## TASK GOAL
Locate the lines of the listing below that hold "page", then copy each of them.

## GIVEN ENTRIES
= = = =
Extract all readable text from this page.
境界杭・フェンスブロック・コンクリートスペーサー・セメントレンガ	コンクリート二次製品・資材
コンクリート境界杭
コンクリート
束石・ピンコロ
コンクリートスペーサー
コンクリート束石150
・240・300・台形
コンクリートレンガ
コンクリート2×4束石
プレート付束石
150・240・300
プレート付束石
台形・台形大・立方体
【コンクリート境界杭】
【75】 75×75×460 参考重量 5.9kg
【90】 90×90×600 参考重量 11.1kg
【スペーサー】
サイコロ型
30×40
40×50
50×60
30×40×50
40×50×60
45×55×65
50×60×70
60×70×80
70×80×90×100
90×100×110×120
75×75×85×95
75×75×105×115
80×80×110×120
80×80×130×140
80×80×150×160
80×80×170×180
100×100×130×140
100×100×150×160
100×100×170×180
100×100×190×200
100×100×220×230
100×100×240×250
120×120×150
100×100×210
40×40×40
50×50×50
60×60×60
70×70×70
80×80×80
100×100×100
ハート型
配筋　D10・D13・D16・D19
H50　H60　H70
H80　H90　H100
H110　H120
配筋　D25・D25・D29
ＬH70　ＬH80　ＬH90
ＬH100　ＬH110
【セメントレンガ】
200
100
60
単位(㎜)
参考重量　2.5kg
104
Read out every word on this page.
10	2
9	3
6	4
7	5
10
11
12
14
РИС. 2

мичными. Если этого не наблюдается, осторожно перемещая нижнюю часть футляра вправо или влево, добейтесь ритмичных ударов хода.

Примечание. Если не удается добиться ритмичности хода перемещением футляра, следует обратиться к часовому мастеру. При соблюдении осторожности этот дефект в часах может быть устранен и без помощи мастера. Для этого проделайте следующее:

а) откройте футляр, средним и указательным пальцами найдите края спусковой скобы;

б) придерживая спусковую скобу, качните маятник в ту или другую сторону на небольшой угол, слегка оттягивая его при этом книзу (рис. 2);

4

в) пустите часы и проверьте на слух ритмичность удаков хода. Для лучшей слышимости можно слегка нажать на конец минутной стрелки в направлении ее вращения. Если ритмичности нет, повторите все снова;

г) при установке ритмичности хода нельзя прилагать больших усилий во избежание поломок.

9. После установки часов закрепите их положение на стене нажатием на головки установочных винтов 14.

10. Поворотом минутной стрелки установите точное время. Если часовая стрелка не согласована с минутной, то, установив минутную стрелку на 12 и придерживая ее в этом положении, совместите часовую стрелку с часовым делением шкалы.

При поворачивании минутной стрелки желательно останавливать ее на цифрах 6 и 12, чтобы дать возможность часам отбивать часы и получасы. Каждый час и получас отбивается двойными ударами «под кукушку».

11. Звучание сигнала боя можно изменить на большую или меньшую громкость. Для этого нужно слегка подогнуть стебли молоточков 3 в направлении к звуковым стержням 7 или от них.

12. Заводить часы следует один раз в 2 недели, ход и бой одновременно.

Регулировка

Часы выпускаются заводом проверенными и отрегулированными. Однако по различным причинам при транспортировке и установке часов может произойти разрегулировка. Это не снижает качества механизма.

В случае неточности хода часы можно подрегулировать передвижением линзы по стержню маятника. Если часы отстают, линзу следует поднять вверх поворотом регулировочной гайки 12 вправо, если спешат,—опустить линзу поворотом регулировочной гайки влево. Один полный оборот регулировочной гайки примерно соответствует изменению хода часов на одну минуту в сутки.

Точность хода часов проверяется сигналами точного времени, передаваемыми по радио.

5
= = = =
## RESULT OF THIS TASK
Extract all readable text from this page.
Read out every word on this page.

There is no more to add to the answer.